WORK TO COMPLETE:
Search the data for the word "time" and copy every line that contains it.

-- start DATASET RECORDS --

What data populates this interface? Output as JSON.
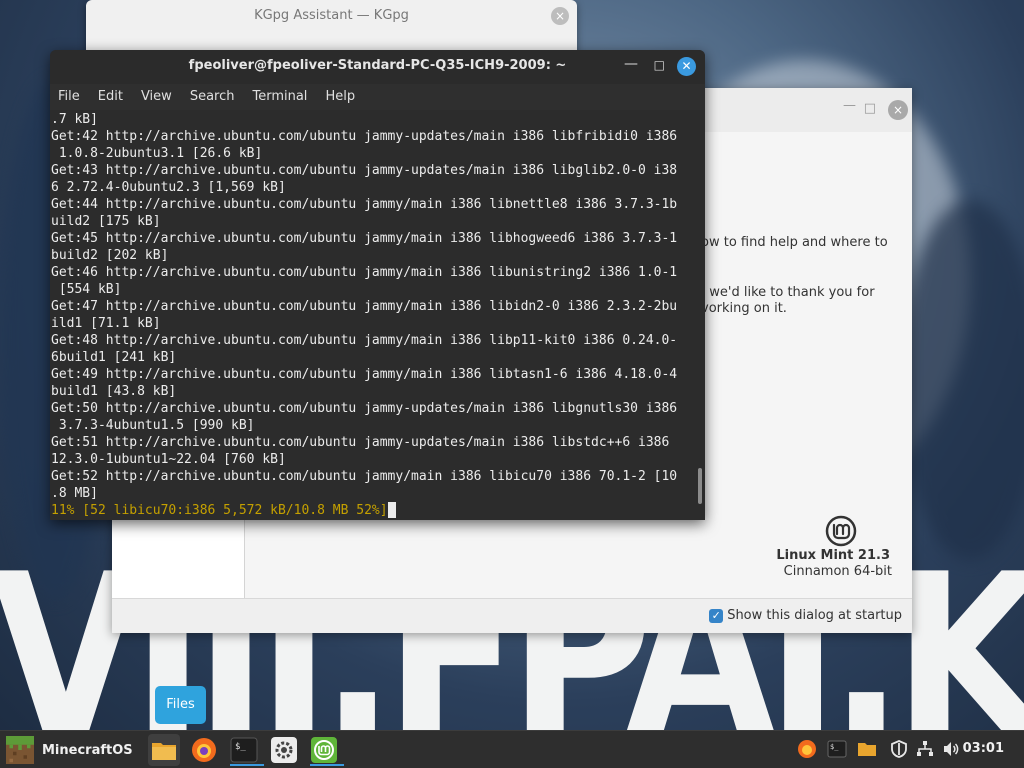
{
  "kgpg": {
    "title": "KGpg Assistant — KGpg",
    "close_icon": "×"
  },
  "welcome": {
    "minimize_icon": "□",
    "close_icon": "×",
    "para1_line1": "ow to find help and where to",
    "para2_line1": ", we'd like to thank you for",
    "para2_line2": "vorking on it.",
    "os_name": "Linux Mint 21.3",
    "os_edition": "Cinnamon 64-bit",
    "startup_label": "Show this dialog at startup",
    "startup_checked": true
  },
  "terminal": {
    "title": "fpeoliver@fpeoliver-Standard-PC-Q35-ICH9-2009: ~",
    "menu": [
      "File",
      "Edit",
      "View",
      "Search",
      "Terminal",
      "Help"
    ],
    "lines": [
      ".7 kB]",
      "Get:42 http://archive.ubuntu.com/ubuntu jammy-updates/main i386 libfribidi0 i386",
      " 1.0.8-2ubuntu3.1 [26.6 kB]",
      "Get:43 http://archive.ubuntu.com/ubuntu jammy-updates/main i386 libglib2.0-0 i38",
      "6 2.72.4-0ubuntu2.3 [1,569 kB]",
      "Get:44 http://archive.ubuntu.com/ubuntu jammy/main i386 libnettle8 i386 3.7.3-1b",
      "uild2 [175 kB]",
      "Get:45 http://archive.ubuntu.com/ubuntu jammy/main i386 libhogweed6 i386 3.7.3-1",
      "build2 [202 kB]",
      "Get:46 http://archive.ubuntu.com/ubuntu jammy/main i386 libunistring2 i386 1.0-1",
      " [554 kB]",
      "Get:47 http://archive.ubuntu.com/ubuntu jammy/main i386 libidn2-0 i386 2.3.2-2bu",
      "ild1 [71.1 kB]",
      "Get:48 http://archive.ubuntu.com/ubuntu jammy/main i386 libp11-kit0 i386 0.24.0-",
      "6build1 [241 kB]",
      "Get:49 http://archive.ubuntu.com/ubuntu jammy/main i386 libtasn1-6 i386 4.18.0-4",
      "build1 [43.8 kB]",
      "Get:50 http://archive.ubuntu.com/ubuntu jammy-updates/main i386 libgnutls30 i386",
      " 3.7.3-4ubuntu1.5 [990 kB]",
      "Get:51 http://archive.ubuntu.com/ubuntu jammy-updates/main i386 libstdc++6 i386",
      "12.3.0-1ubuntu1~22.04 [760 kB]",
      "Get:52 http://archive.ubuntu.com/ubuntu jammy/main i386 libicu70 i386 70.1-2 [10",
      ".8 MB]"
    ],
    "progress_line": "11% [52 libicu70:i386 5,572 kB/10.8 MB 52%]"
  },
  "tooltip": {
    "text": "Files"
  },
  "taskbar": {
    "menu_label": "MinecraftOS",
    "pinned": [
      {
        "name": "files-icon",
        "color": "#e8a52e"
      },
      {
        "name": "firefox-icon",
        "color": "#f26b1d"
      },
      {
        "name": "terminal-icon",
        "color": "#2a2a2a"
      },
      {
        "name": "settings-icon",
        "color": "#ececec"
      },
      {
        "name": "mint-update-icon",
        "color": "#5fb539"
      }
    ],
    "clock": "03:01"
  },
  "wallpaper": {
    "text": "VIII.FPAI.K"
  },
  "colors": {
    "accent": "#3a9ae0",
    "terminal_progress": "#c4a000",
    "mint_green": "#5fb539"
  }
}
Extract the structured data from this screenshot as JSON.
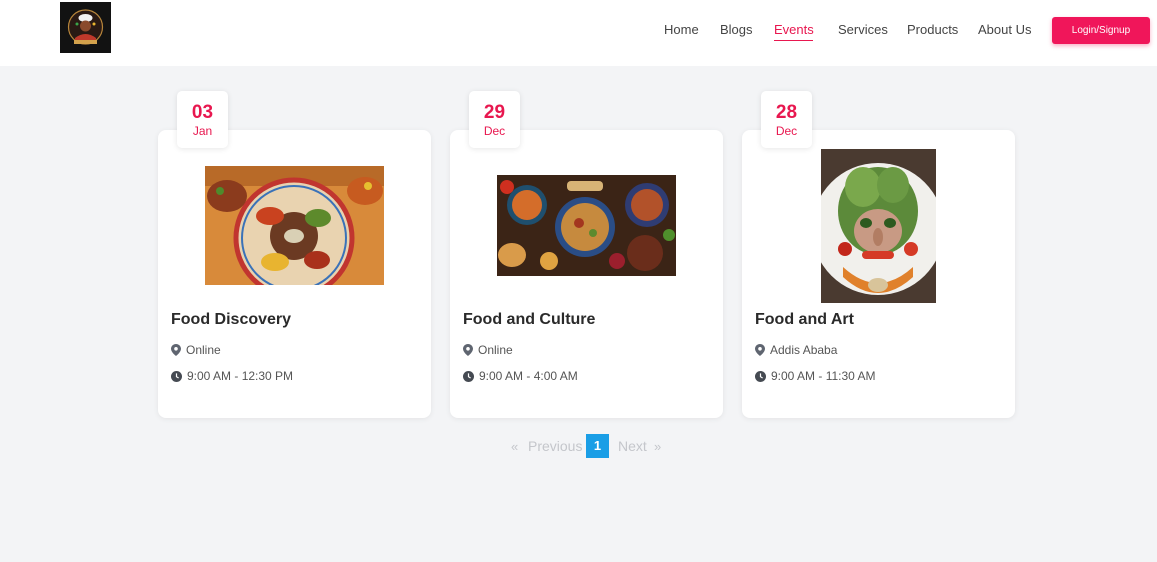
{
  "nav": {
    "items": [
      {
        "label": "Home"
      },
      {
        "label": "Blogs"
      },
      {
        "label": "Events"
      },
      {
        "label": "Services"
      },
      {
        "label": "Products"
      },
      {
        "label": "About Us"
      }
    ],
    "active": "Events",
    "login_label": "Login/Signup",
    "accent_color": "#e8174f"
  },
  "events": [
    {
      "day": "03",
      "month": "Jan",
      "title": "Food Discovery",
      "location": "Online",
      "time": "9:00 AM - 12:30 PM",
      "image": "ethiopian-platter-photo"
    },
    {
      "day": "29",
      "month": "Dec",
      "title": "Food and Culture",
      "location": "Online",
      "time": "9:00 AM - 4:00 AM",
      "image": "food-spread-photo"
    },
    {
      "day": "28",
      "month": "Dec",
      "title": "Food and Art",
      "location": "Addis Ababa",
      "time": "9:00 AM - 11:30 AM",
      "image": "vegetable-face-art-photo"
    }
  ],
  "pagination": {
    "first_symbol": "«",
    "previous_label": "Previous",
    "current_page": "1",
    "next_label": "Next",
    "last_symbol": "»",
    "current_color": "#1a9ee6"
  }
}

-- end DATASET RECORDS --

SOLVED EXERCISE:
      "time": "9:00 AM - 12:30 PM",
      "time": "9:00 AM - 4:00 AM",
      "time": "9:00 AM - 11:30 AM",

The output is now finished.